From the records below, pull each line that has "screenshot".

Records excerpted from a collection:
______
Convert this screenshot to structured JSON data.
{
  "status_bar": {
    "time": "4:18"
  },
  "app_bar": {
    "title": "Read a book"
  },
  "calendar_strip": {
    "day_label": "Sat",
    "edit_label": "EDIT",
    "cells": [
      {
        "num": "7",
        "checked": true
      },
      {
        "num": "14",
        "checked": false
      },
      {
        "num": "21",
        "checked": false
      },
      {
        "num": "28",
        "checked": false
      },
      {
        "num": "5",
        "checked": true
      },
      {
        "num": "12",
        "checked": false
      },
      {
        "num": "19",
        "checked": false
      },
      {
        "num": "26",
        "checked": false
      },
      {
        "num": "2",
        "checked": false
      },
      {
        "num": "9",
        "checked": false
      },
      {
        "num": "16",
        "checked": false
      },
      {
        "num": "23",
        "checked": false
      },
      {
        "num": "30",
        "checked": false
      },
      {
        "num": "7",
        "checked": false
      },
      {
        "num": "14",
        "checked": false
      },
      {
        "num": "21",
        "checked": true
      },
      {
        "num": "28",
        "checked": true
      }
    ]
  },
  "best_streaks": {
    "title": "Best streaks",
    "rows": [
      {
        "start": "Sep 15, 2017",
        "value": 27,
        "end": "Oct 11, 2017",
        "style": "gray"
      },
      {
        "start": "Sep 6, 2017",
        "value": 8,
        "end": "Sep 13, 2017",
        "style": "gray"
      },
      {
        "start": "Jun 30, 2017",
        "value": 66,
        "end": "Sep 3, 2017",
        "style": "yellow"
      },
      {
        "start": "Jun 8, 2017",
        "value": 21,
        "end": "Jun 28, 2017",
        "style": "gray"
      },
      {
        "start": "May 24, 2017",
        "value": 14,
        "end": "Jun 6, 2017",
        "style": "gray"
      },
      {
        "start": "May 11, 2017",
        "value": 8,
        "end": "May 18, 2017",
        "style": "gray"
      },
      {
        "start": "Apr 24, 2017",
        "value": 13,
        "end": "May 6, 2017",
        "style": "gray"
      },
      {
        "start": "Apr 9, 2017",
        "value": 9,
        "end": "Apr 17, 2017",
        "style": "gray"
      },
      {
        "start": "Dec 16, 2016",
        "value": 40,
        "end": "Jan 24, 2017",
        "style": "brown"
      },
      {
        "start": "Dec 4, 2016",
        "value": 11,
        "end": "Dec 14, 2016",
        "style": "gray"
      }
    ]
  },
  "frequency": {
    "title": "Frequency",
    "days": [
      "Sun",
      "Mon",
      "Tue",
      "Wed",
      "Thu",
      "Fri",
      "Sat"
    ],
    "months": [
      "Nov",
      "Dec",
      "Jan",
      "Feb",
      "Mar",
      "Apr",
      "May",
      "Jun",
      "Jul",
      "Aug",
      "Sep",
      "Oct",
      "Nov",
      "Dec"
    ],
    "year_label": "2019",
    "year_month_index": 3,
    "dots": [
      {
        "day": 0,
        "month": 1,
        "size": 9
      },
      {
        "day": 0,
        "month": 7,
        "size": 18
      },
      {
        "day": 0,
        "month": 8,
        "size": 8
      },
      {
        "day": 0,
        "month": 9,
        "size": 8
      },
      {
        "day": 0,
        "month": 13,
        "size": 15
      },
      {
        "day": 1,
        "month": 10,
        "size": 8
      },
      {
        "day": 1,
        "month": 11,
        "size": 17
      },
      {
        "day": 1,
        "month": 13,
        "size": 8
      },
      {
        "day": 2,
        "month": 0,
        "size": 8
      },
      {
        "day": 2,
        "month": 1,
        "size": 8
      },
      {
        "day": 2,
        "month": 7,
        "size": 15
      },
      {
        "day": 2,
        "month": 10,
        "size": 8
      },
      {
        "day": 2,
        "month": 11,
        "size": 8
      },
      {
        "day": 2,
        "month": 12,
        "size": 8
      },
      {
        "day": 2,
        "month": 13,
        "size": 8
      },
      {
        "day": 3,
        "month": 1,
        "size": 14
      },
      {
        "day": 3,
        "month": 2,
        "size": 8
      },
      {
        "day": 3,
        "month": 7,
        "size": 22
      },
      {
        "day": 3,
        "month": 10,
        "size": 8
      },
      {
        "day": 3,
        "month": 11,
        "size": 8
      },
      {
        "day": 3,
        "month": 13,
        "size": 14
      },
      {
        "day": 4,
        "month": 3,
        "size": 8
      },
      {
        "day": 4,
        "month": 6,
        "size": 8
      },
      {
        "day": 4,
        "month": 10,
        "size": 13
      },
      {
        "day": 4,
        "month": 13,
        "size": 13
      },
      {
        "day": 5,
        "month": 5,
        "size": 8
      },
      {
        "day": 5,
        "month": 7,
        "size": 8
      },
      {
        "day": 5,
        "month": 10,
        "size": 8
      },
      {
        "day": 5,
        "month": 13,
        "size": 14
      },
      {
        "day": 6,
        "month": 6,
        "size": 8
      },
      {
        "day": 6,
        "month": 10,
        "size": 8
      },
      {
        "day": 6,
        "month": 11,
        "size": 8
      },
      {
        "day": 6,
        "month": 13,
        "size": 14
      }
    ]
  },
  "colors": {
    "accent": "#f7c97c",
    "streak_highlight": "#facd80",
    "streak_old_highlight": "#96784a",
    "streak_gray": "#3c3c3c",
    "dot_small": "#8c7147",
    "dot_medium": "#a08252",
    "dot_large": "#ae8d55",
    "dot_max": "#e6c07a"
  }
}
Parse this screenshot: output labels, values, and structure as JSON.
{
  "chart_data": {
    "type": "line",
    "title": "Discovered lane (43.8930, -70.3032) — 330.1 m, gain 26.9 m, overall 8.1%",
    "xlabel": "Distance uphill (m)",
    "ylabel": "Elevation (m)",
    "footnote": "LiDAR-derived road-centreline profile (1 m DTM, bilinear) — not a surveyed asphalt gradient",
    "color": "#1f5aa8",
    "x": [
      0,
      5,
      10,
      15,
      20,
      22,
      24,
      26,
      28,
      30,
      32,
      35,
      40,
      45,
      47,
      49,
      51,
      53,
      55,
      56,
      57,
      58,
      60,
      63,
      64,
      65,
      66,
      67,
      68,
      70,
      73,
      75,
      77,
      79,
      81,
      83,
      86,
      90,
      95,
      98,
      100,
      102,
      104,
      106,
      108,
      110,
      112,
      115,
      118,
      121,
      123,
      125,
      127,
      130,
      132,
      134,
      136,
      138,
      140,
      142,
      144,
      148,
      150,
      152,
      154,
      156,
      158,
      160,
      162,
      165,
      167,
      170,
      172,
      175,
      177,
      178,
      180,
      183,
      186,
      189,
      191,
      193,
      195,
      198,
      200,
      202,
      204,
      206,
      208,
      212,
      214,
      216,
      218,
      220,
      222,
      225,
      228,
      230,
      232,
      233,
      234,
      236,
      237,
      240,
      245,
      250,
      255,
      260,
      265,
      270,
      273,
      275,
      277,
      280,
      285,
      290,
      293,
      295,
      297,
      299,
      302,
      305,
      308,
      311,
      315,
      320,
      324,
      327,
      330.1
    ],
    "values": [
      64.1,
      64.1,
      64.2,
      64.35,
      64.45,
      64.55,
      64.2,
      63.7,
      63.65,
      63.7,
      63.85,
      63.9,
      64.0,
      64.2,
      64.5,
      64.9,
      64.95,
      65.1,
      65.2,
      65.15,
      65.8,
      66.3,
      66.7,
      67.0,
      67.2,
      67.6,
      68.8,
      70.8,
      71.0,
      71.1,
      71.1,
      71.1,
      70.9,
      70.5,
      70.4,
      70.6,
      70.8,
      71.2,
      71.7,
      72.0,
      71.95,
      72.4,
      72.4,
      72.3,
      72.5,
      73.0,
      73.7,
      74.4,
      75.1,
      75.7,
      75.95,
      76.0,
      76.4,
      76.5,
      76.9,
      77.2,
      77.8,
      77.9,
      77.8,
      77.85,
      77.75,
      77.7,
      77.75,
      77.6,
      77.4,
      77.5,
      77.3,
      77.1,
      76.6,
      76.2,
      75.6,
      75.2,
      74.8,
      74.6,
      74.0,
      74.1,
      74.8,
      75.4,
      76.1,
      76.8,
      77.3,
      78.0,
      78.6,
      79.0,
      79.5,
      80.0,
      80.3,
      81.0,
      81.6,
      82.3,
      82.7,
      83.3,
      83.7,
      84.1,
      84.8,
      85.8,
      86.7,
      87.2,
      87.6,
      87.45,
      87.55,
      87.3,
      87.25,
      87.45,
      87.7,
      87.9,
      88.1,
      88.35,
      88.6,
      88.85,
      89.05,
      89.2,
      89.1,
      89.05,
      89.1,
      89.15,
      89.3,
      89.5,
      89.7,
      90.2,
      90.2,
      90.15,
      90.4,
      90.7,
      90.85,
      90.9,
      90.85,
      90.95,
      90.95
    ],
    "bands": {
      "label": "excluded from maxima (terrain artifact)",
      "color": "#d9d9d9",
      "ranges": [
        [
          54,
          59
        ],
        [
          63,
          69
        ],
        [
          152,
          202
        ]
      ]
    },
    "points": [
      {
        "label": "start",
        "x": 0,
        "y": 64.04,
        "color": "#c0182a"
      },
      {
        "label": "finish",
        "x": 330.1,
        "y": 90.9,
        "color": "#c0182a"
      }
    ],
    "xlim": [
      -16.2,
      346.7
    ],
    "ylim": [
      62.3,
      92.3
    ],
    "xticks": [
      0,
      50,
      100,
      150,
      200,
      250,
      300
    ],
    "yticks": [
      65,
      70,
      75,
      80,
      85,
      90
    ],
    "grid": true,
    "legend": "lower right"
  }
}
______
— Solution to this task —
Convert this screenshot to structured JSON data.
Parse this screenshot: output labels, values, and structure as JSON.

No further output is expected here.